**EXERCISE BRIEF**
Wherever a line holds the word "JSON", copy that line out.

**INFORMATION SHOWN**
------------------------------------------------------------
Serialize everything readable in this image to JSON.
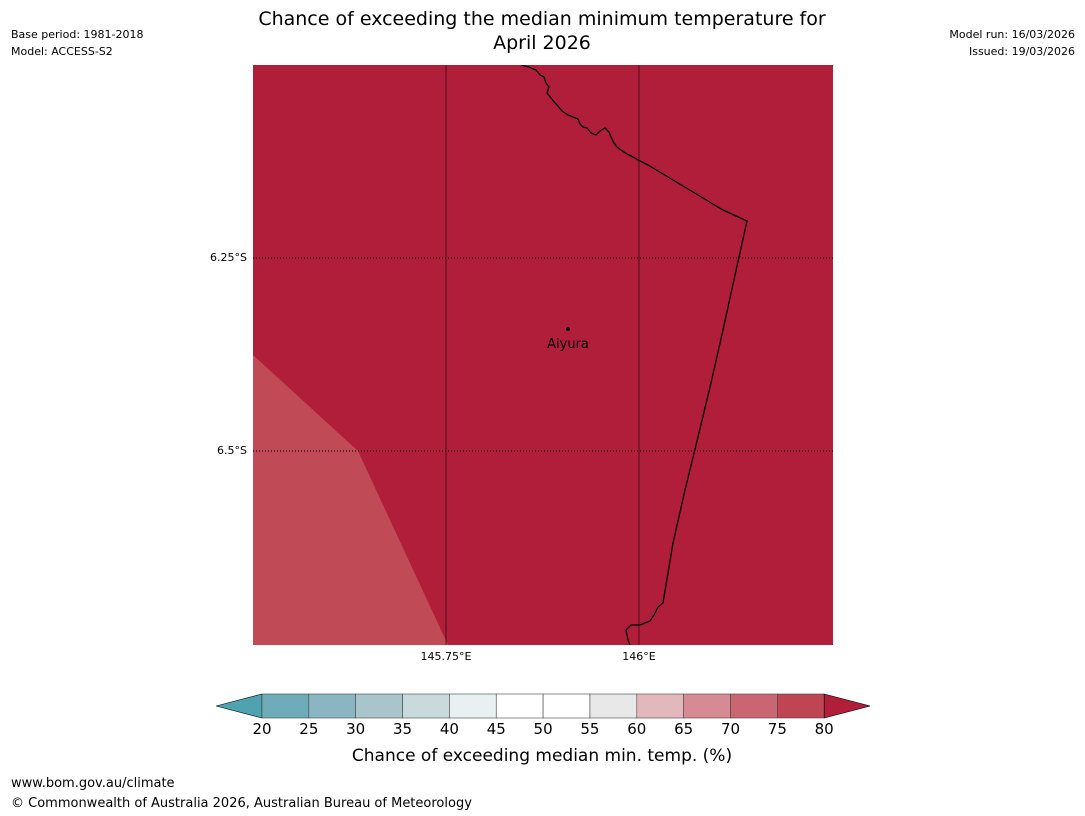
{
  "header": {
    "base_period": "Base period: 1981-2018",
    "model": "Model: ACCESS-S2",
    "model_run": "Model run: 16/03/2026",
    "issued": "Issued: 19/03/2026",
    "title_line1": "Chance of exceeding the median minimum temperature for",
    "title_line2": "April 2026"
  },
  "map": {
    "lat_labels": [
      "6.25°S",
      "6.5°S"
    ],
    "lon_labels": [
      "145.75°E",
      "146°E"
    ],
    "place": {
      "name": "Aiyura"
    },
    "regions": [
      {
        "name": "main-area",
        "color": "#b01e3a",
        "value_range": "> 80%"
      },
      {
        "name": "south-west-area",
        "color": "#c04a56",
        "value_range": "75-80%"
      }
    ]
  },
  "colorbar": {
    "ticks": [
      "20",
      "25",
      "30",
      "35",
      "40",
      "45",
      "50",
      "55",
      "60",
      "65",
      "70",
      "75",
      "80"
    ],
    "colors": [
      "#4fa2b0",
      "#6eacba",
      "#8ab6c3",
      "#a9c5cc",
      "#c9dadd",
      "#e9f0f2",
      "#ffffff",
      "#ffffff",
      "#e8e8e8",
      "#e2b8bc",
      "#d58a94",
      "#ca6672",
      "#bf4553",
      "#b01e3a"
    ],
    "title": "Chance of exceeding median min. temp. (%)"
  },
  "footer": {
    "url": "www.bom.gov.au/climate",
    "copyright": "© Commonwealth of Australia 2026, Australian Bureau of Meteorology"
  }
}
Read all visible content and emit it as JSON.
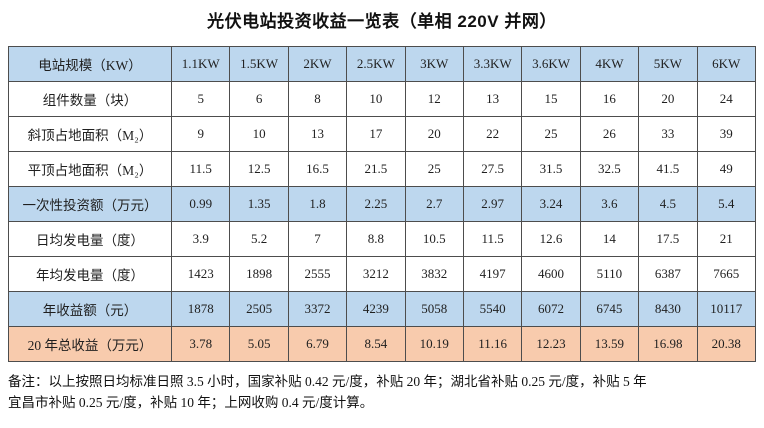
{
  "title": "光伏电站投资收益一览表（单相 220V 并网）",
  "colors": {
    "header_fill": "#BDD7EE",
    "total_fill": "#F8CBAD",
    "border": "#4d4d4d"
  },
  "table": {
    "rows": [
      {
        "label": "电站规模（KW）",
        "fill": "blue",
        "values": [
          "1.1KW",
          "1.5KW",
          "2KW",
          "2.5KW",
          "3KW",
          "3.3KW",
          "3.6KW",
          "4KW",
          "5KW",
          "6KW"
        ]
      },
      {
        "label": "组件数量（块）",
        "fill": "white",
        "values": [
          "5",
          "6",
          "8",
          "10",
          "12",
          "13",
          "15",
          "16",
          "20",
          "24"
        ]
      },
      {
        "label": "斜顶占地面积（M₂）",
        "fill": "white",
        "values": [
          "9",
          "10",
          "13",
          "17",
          "20",
          "22",
          "25",
          "26",
          "33",
          "39"
        ]
      },
      {
        "label": "平顶占地面积（M₂）",
        "fill": "white",
        "values": [
          "11.5",
          "12.5",
          "16.5",
          "21.5",
          "25",
          "27.5",
          "31.5",
          "32.5",
          "41.5",
          "49"
        ]
      },
      {
        "label": "一次性投资额（万元）",
        "fill": "blue",
        "values": [
          "0.99",
          "1.35",
          "1.8",
          "2.25",
          "2.7",
          "2.97",
          "3.24",
          "3.6",
          "4.5",
          "5.4"
        ]
      },
      {
        "label": "日均发电量（度）",
        "fill": "white",
        "values": [
          "3.9",
          "5.2",
          "7",
          "8.8",
          "10.5",
          "11.5",
          "12.6",
          "14",
          "17.5",
          "21"
        ]
      },
      {
        "label": "年均发电量（度）",
        "fill": "white",
        "values": [
          "1423",
          "1898",
          "2555",
          "3212",
          "3832",
          "4197",
          "4600",
          "5110",
          "6387",
          "7665"
        ]
      },
      {
        "label": "年收益额（元）",
        "fill": "blue",
        "values": [
          "1878",
          "2505",
          "3372",
          "4239",
          "5058",
          "5540",
          "6072",
          "6745",
          "8430",
          "10117"
        ]
      },
      {
        "label": "20 年总收益（万元）",
        "fill": "orange",
        "values": [
          "3.78",
          "5.05",
          "6.79",
          "8.54",
          "10.19",
          "11.16",
          "12.23",
          "13.59",
          "16.98",
          "20.38"
        ]
      }
    ]
  },
  "footnote": {
    "lines": [
      "备注：以上按照日均标准日照 3.5 小时，国家补贴 0.42 元/度，补贴 20 年；湖北省补贴 0.25 元/度，补贴 5 年",
      "宜昌市补贴 0.25 元/度，补贴 10 年；上网收购 0.4 元/度计算。"
    ]
  }
}
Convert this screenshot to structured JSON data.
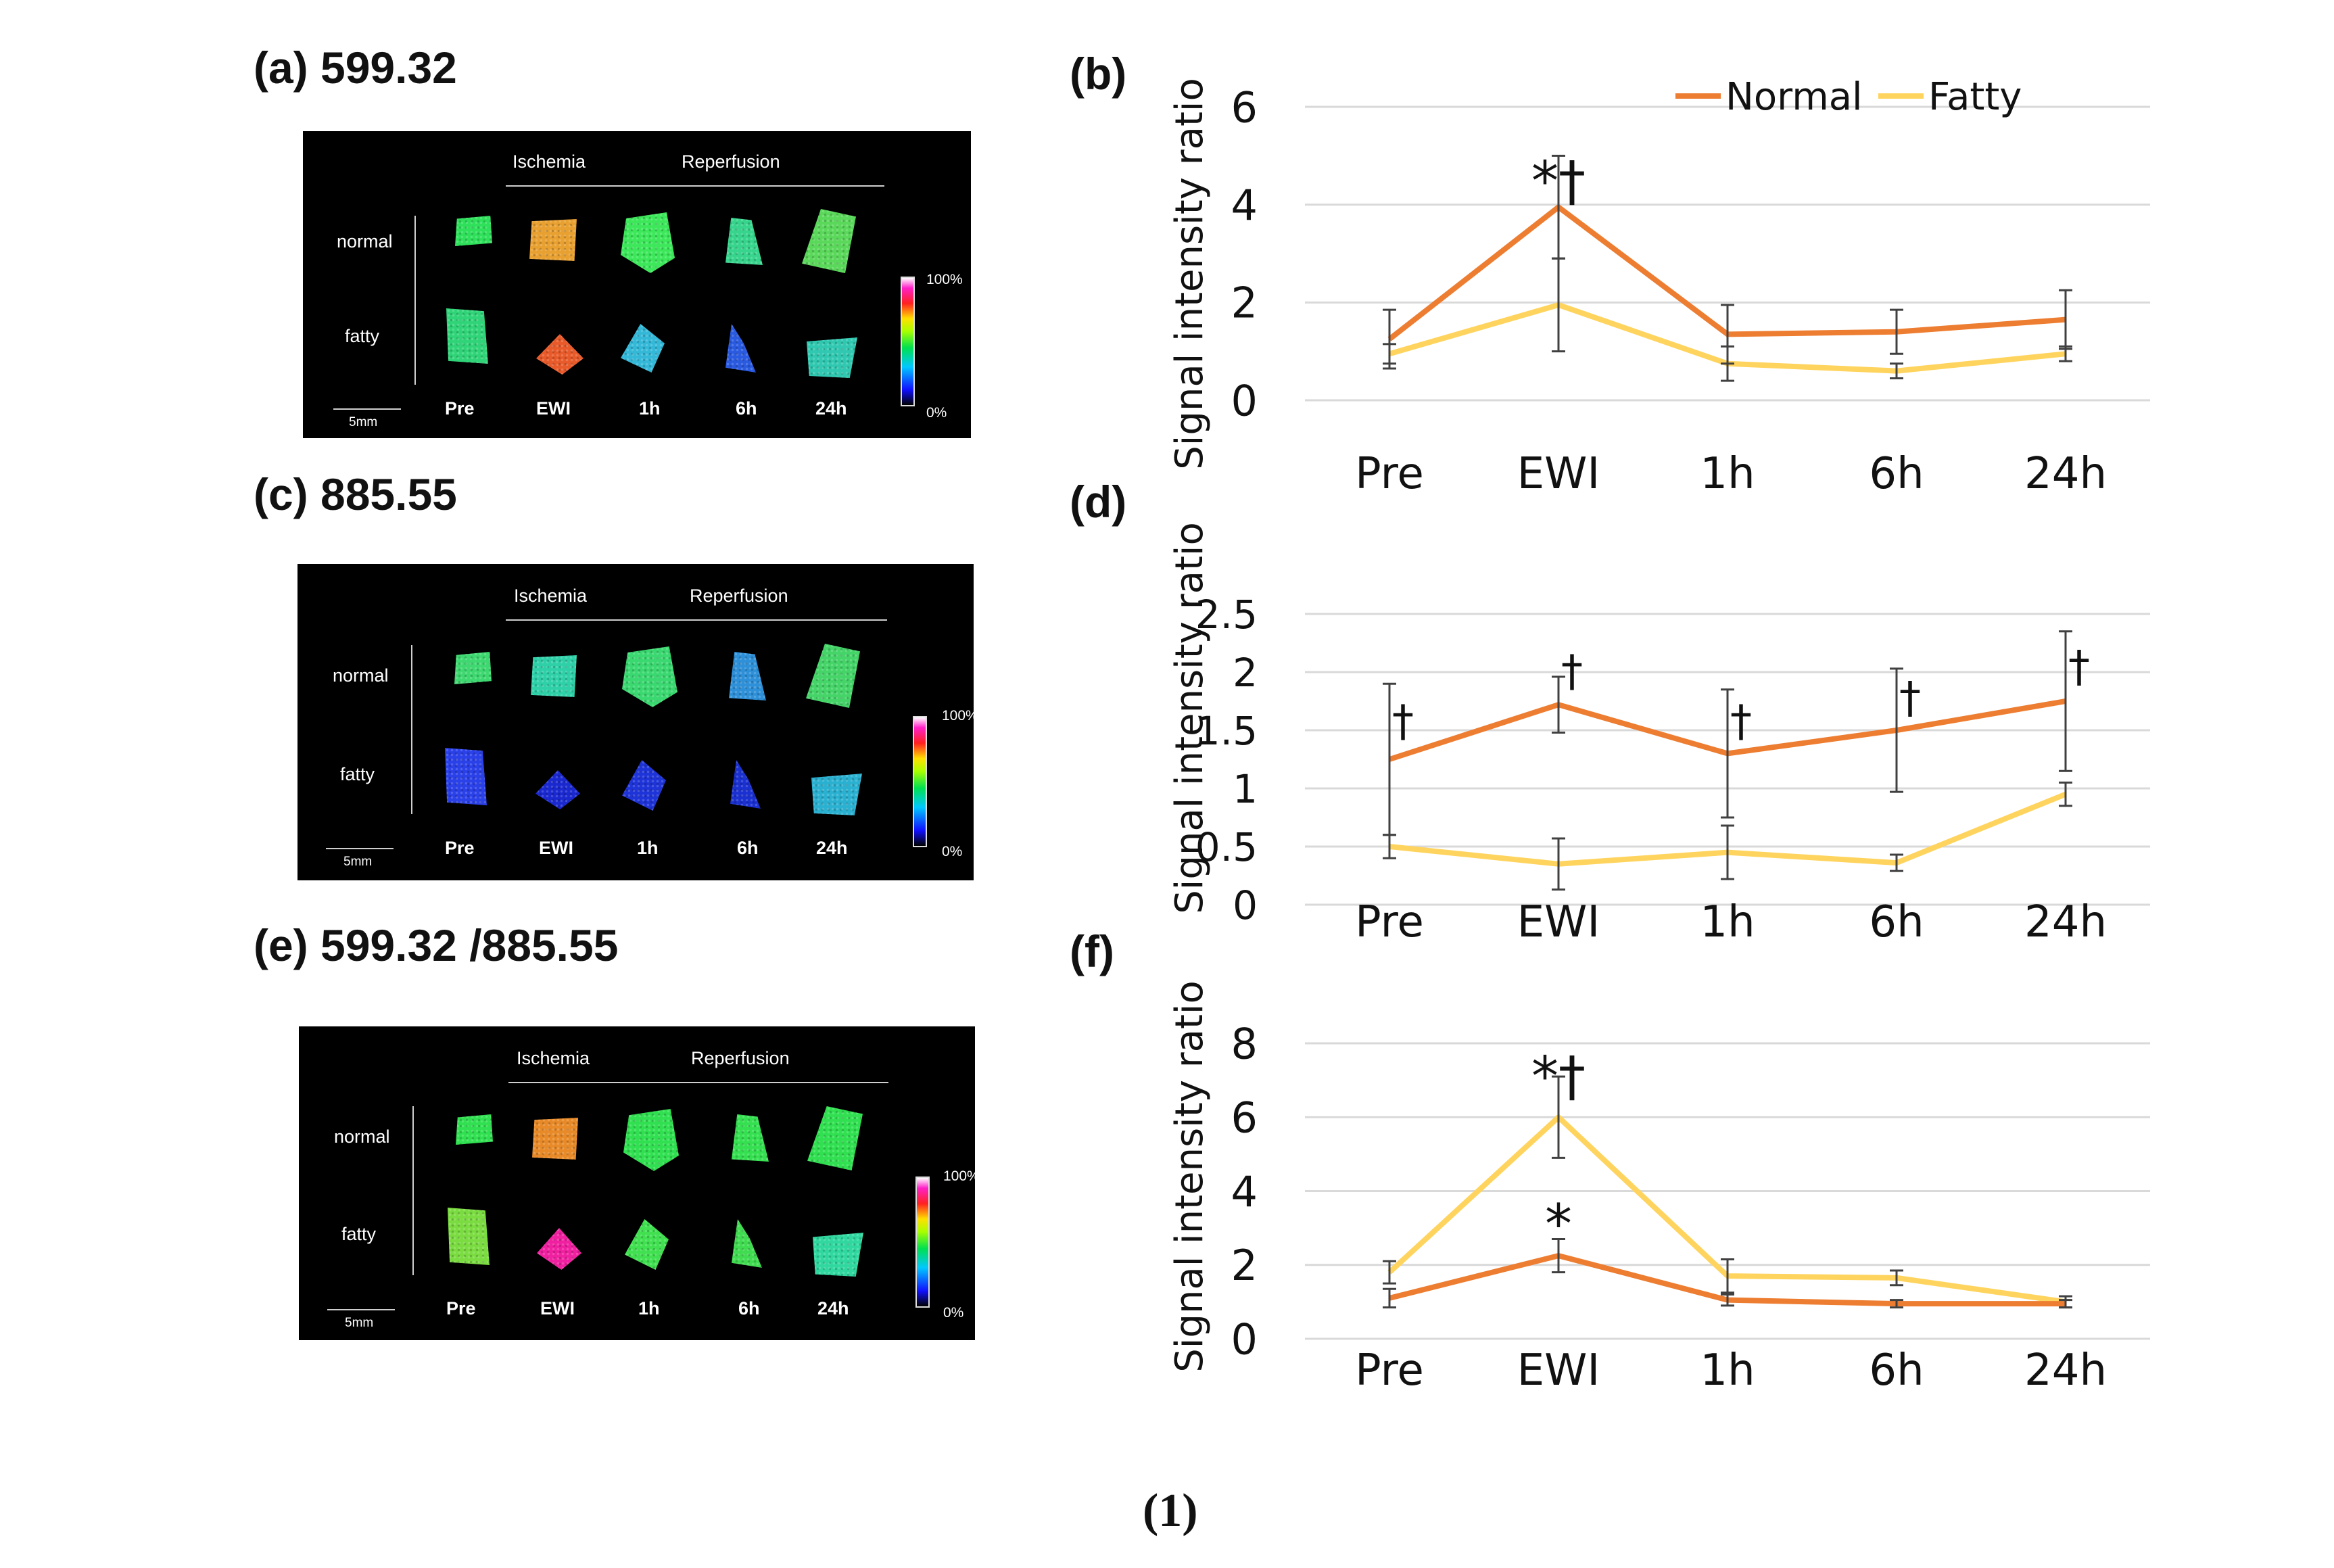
{
  "figure_number": "(1)",
  "msi_panels": [
    {
      "label": "(a) 599.32",
      "group_ischemia": "Ischemia",
      "group_reperfusion": "Reperfusion",
      "row_normal": "normal",
      "row_fatty": "fatty",
      "timepoints": [
        "Pre",
        "EWI",
        "1h",
        "6h",
        "24h"
      ],
      "scale_bar": "5mm",
      "colorbar_max": "100%",
      "colorbar_min": "0%",
      "normal_colors": [
        "#2ee05a",
        "#e8a030",
        "#3ce85a",
        "#36d48c",
        "#5ad85a"
      ],
      "fatty_colors": [
        "#30d478",
        "#e85a2a",
        "#34b8d8",
        "#2a5ae0",
        "#30c8b0"
      ]
    },
    {
      "label": "(c) 885.55",
      "group_ischemia": "Ischemia",
      "group_reperfusion": "Reperfusion",
      "row_normal": "normal",
      "row_fatty": "fatty",
      "timepoints": [
        "Pre",
        "EWI",
        "1h",
        "6h",
        "24h"
      ],
      "scale_bar": "5mm",
      "colorbar_max": "100%",
      "colorbar_min": "0%",
      "normal_colors": [
        "#3ed870",
        "#2ed0a8",
        "#3ad870",
        "#2e90d8",
        "#44d468"
      ],
      "fatty_colors": [
        "#2a40e8",
        "#1a28d0",
        "#1e34d8",
        "#1a30d0",
        "#2ab0d0"
      ]
    },
    {
      "label": "(e) 599.32 /885.55",
      "group_ischemia": "Ischemia",
      "group_reperfusion": "Reperfusion",
      "row_normal": "normal",
      "row_fatty": "fatty",
      "timepoints": [
        "Pre",
        "EWI",
        "1h",
        "6h",
        "24h"
      ],
      "scale_bar": "5mm",
      "colorbar_max": "100%",
      "colorbar_min": "0%",
      "normal_colors": [
        "#30e050",
        "#e88a28",
        "#30e050",
        "#34e050",
        "#30e050"
      ],
      "fatty_colors": [
        "#7adc40",
        "#f020a0",
        "#40e050",
        "#40dc50",
        "#30d8a0"
      ]
    }
  ],
  "legend": {
    "normal": "Normal",
    "fatty": "Fatty"
  },
  "colors": {
    "normal": "#ed7d31",
    "fatty": "#ffd45e",
    "grid": "#d9d9d9",
    "error_bar": "#404040"
  },
  "chart_data": [
    {
      "panel": "(b)",
      "type": "line",
      "ylabel": "Signal intensity ratio",
      "categories": [
        "Pre",
        "EWI",
        "1h",
        "6h",
        "24h"
      ],
      "ylim": [
        0,
        6
      ],
      "yticks": [
        "0",
        "2",
        "4",
        "6"
      ],
      "grid": true,
      "legend_position": "top",
      "series": [
        {
          "name": "Normal",
          "values": [
            1.25,
            3.95,
            1.35,
            1.4,
            1.65
          ],
          "err": [
            0.6,
            1.05,
            0.6,
            0.45,
            0.6
          ]
        },
        {
          "name": "Fatty",
          "values": [
            0.95,
            1.95,
            0.75,
            0.6,
            0.95
          ],
          "err": [
            0.2,
            0.95,
            0.35,
            0.15,
            0.15
          ]
        }
      ],
      "annotations": [
        {
          "text": "*†",
          "category": "EWI",
          "y": 4.1
        }
      ]
    },
    {
      "panel": "(d)",
      "type": "line",
      "ylabel": "Signal intensity ratio",
      "categories": [
        "Pre",
        "EWI",
        "1h",
        "6h",
        "24h"
      ],
      "ylim": [
        0,
        2.5
      ],
      "yticks": [
        "0",
        "0.5",
        "1",
        "1.5",
        "2",
        "2.5"
      ],
      "grid": true,
      "series": [
        {
          "name": "Normal",
          "values": [
            1.25,
            1.72,
            1.3,
            1.5,
            1.75
          ],
          "err": [
            0.65,
            0.24,
            0.55,
            0.53,
            0.6
          ]
        },
        {
          "name": "Fatty",
          "values": [
            0.5,
            0.35,
            0.45,
            0.36,
            0.95
          ],
          "err": [
            0.1,
            0.22,
            0.23,
            0.07,
            0.1
          ]
        }
      ],
      "annotations": [
        {
          "text": "†",
          "category": "Pre",
          "y": 1.45
        },
        {
          "text": "†",
          "category": "EWI",
          "y": 1.88
        },
        {
          "text": "†",
          "category": "1h",
          "y": 1.45
        },
        {
          "text": "†",
          "category": "6h",
          "y": 1.65
        },
        {
          "text": "†",
          "category": "24h",
          "y": 1.92
        }
      ]
    },
    {
      "panel": "(f)",
      "type": "line",
      "ylabel": "Signal intensity ratio",
      "categories": [
        "Pre",
        "EWI",
        "1h",
        "6h",
        "24h"
      ],
      "ylim": [
        0,
        8
      ],
      "yticks": [
        "0",
        "2",
        "4",
        "6",
        "8"
      ],
      "grid": true,
      "series": [
        {
          "name": "Normal",
          "values": [
            1.1,
            2.25,
            1.05,
            0.95,
            0.95
          ],
          "err": [
            0.25,
            0.45,
            0.15,
            0.1,
            0.1
          ]
        },
        {
          "name": "Fatty",
          "values": [
            1.8,
            6.0,
            1.7,
            1.65,
            1.0
          ],
          "err": [
            0.3,
            1.1,
            0.45,
            0.2,
            0.15
          ]
        }
      ],
      "annotations": [
        {
          "text": "*†",
          "category": "EWI",
          "y": 6.6
        },
        {
          "text": "*",
          "category": "EWI",
          "y": 2.6
        }
      ]
    }
  ]
}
------------------------------------------------------------
**COMPLETE RESPONSE**
Serialize everything readable in this image to JSON.
Read all visible content and emit it as JSON.
Convert this screenshot to structured JSON data.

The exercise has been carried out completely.